_Stated task_
Without the pictures, return each record as it appears.

_Dataset content_

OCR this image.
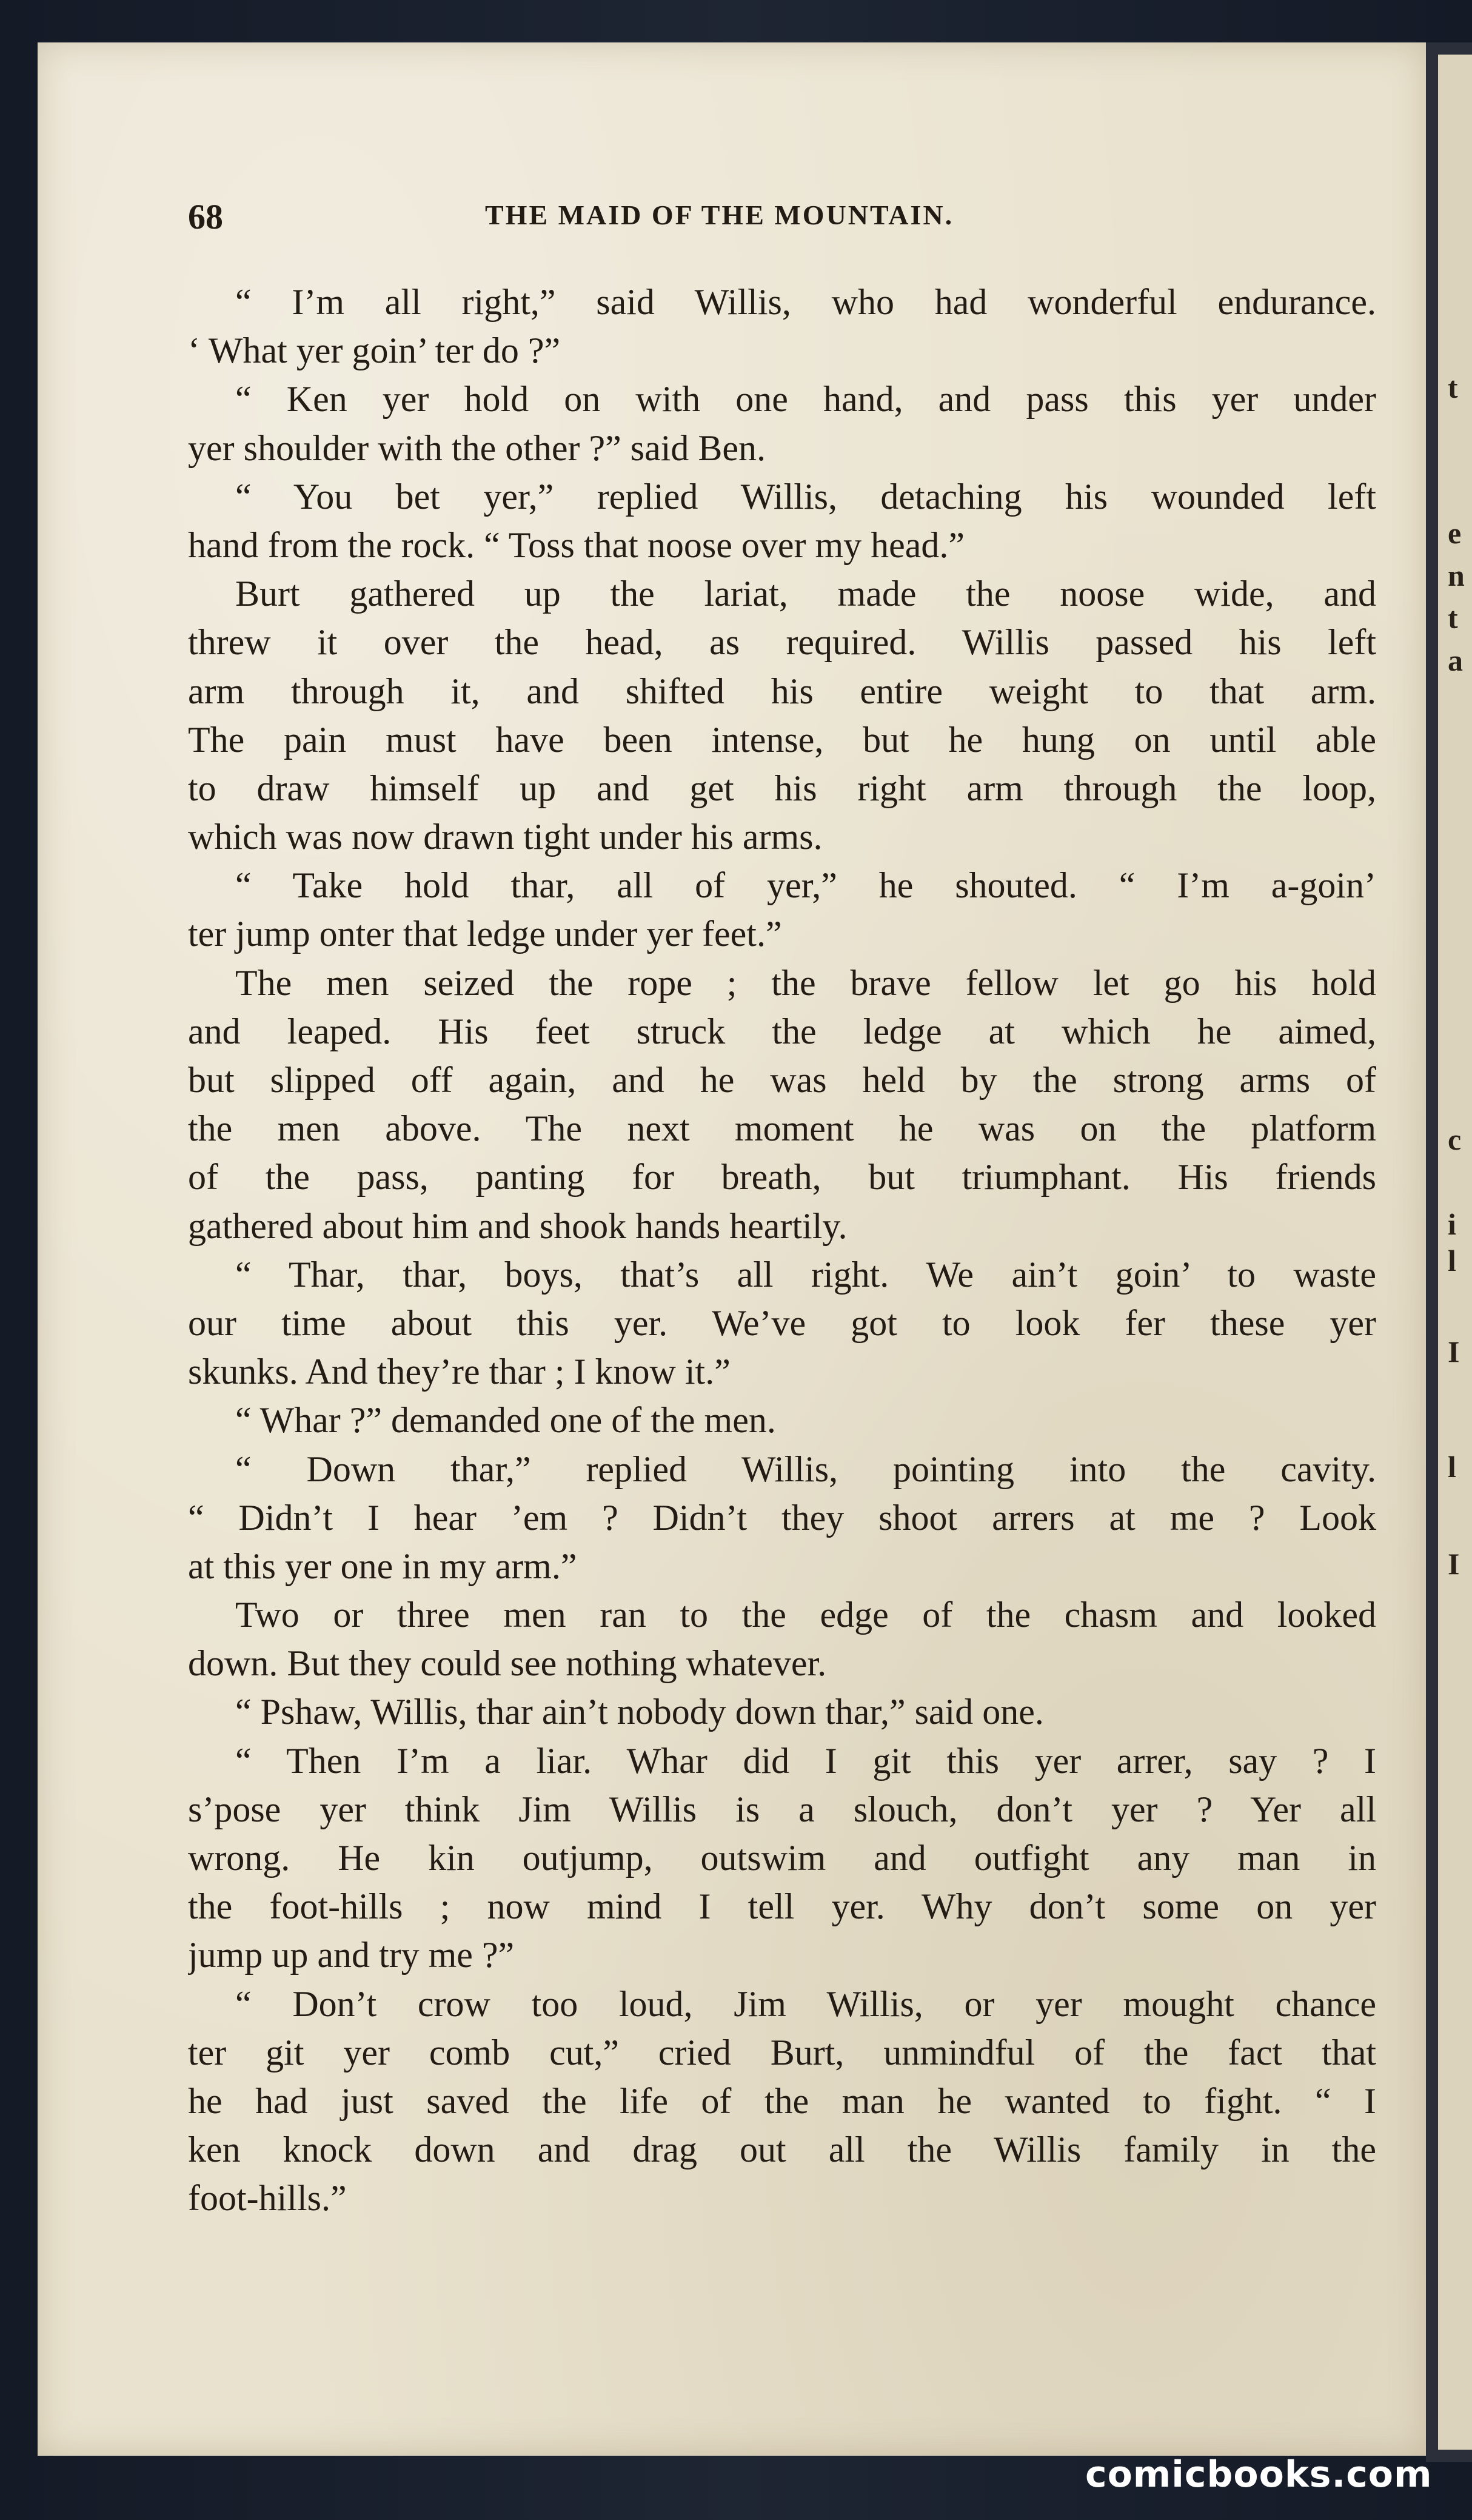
t
e
n
t
a
c
i
l
I
l
I
68	THE MAID OF THE MOUNTAIN.
“ I’m all right,” said Willis, who had wonderful endurance.
‘ What yer goin’ ter do ?”
“ Ken yer hold on with one hand, and pass this yer under
yer shoulder with the other ?” said Ben.
“ You bet yer,” replied Willis, detaching his wounded left
hand from the rock. “ Toss that noose over my head.”
Burt gathered up the lariat, made the noose wide, and
threw it over the head, as required. Willis passed his left
arm through it, and shifted his entire weight to that arm.
The pain must have been intense, but he hung on until able
to draw himself up and get his right arm through the loop,
which was now drawn tight under his arms.
“ Take hold thar, all of yer,” he shouted. “ I’m a-goin’
ter jump onter that ledge under yer feet.”
The men seized the rope ; the brave fellow let go his hold
and leaped. His feet struck the ledge at which he aimed,
but slipped off again, and he was held by the strong arms of
the men above. The next moment he was on the platform
of the pass, panting for breath, but triumphant. His friends
gathered about him and shook hands heartily.
“ Thar, thar, boys, that’s all right. We ain’t goin’ to waste
our time about this yer. We’ve got to look fer these yer
skunks. And they’re thar ; I know it.”
“ Whar ?” demanded one of the men.
“ Down thar,” replied Willis, pointing into the cavity.
“ Didn’t I hear ’em ? Didn’t they shoot arrers at me ? Look
at this yer one in my arm.”
Two or three men ran to the edge of the chasm and looked
down. But they could see nothing whatever.
“ Pshaw, Willis, thar ain’t nobody down thar,” said one.
“ Then I’m a liar. Whar did I git this yer arrer, say ? I
s’pose yer think Jim Willis is a slouch, don’t yer ? Yer all
wrong. He kin outjump, outswim and outfight any man in
the foot-hills ; now mind I tell yer. Why don’t some on yer
jump up and try me ?”
“ Don’t crow too loud, Jim Willis, or yer mought chance
ter git yer comb cut,” cried Burt, unmindful of the fact that
he had just saved the life of the man he wanted to fight. “ I
ken knock down and drag out all the Willis family in the
foot-hills.”
comicbooks.com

_Complete answer_
OCR this image.
t
e
n
t
a
c
i
l
I
l
I
68	THE MAID OF THE MOUNTAIN.
“ I’m all right,” said Willis, who had wonderful endurance.
‘ What yer goin’ ter do ?”
“ Ken yer hold on with one hand, and pass this yer under
yer shoulder with the other ?” said Ben.
“ You bet yer,” replied Willis, detaching his wounded left
hand from the rock. “ Toss that noose over my head.”
Burt gathered up the lariat, made the noose wide, and
threw it over the head, as required. Willis passed his left
arm through it, and shifted his entire weight to that arm.
The pain must have been intense, but he hung on until able
to draw himself up and get his right arm through the loop,
which was now drawn tight under his arms.
“ Take hold thar, all of yer,” he shouted. “ I’m a-goin’
ter jump onter that ledge under yer feet.”
The men seized the rope ; the brave fellow let go his hold
and leaped. His feet struck the ledge at which he aimed,
but slipped off again, and he was held by the strong arms of
the men above. The next moment he was on the platform
of the pass, panting for breath, but triumphant. His friends
gathered about him and shook hands heartily.
“ Thar, thar, boys, that’s all right. We ain’t goin’ to waste
our time about this yer. We’ve got to look fer these yer
skunks. And they’re thar ; I know it.”
“ Whar ?” demanded one of the men.
“ Down thar,” replied Willis, pointing into the cavity.
“ Didn’t I hear ’em ? Didn’t they shoot arrers at me ? Look
at this yer one in my arm.”
Two or three men ran to the edge of the chasm and looked
down. But they could see nothing whatever.
“ Pshaw, Willis, thar ain’t nobody down thar,” said one.
“ Then I’m a liar. Whar did I git this yer arrer, say ? I
s’pose yer think Jim Willis is a slouch, don’t yer ? Yer all
wrong. He kin outjump, outswim and outfight any man in
the foot-hills ; now mind I tell yer. Why don’t some on yer
jump up and try me ?”
“ Don’t crow too loud, Jim Willis, or yer mought chance
ter git yer comb cut,” cried Burt, unmindful of the fact that
he had just saved the life of the man he wanted to fight. “ I
ken knock down and drag out all the Willis family in the
foot-hills.”
comicbooks.com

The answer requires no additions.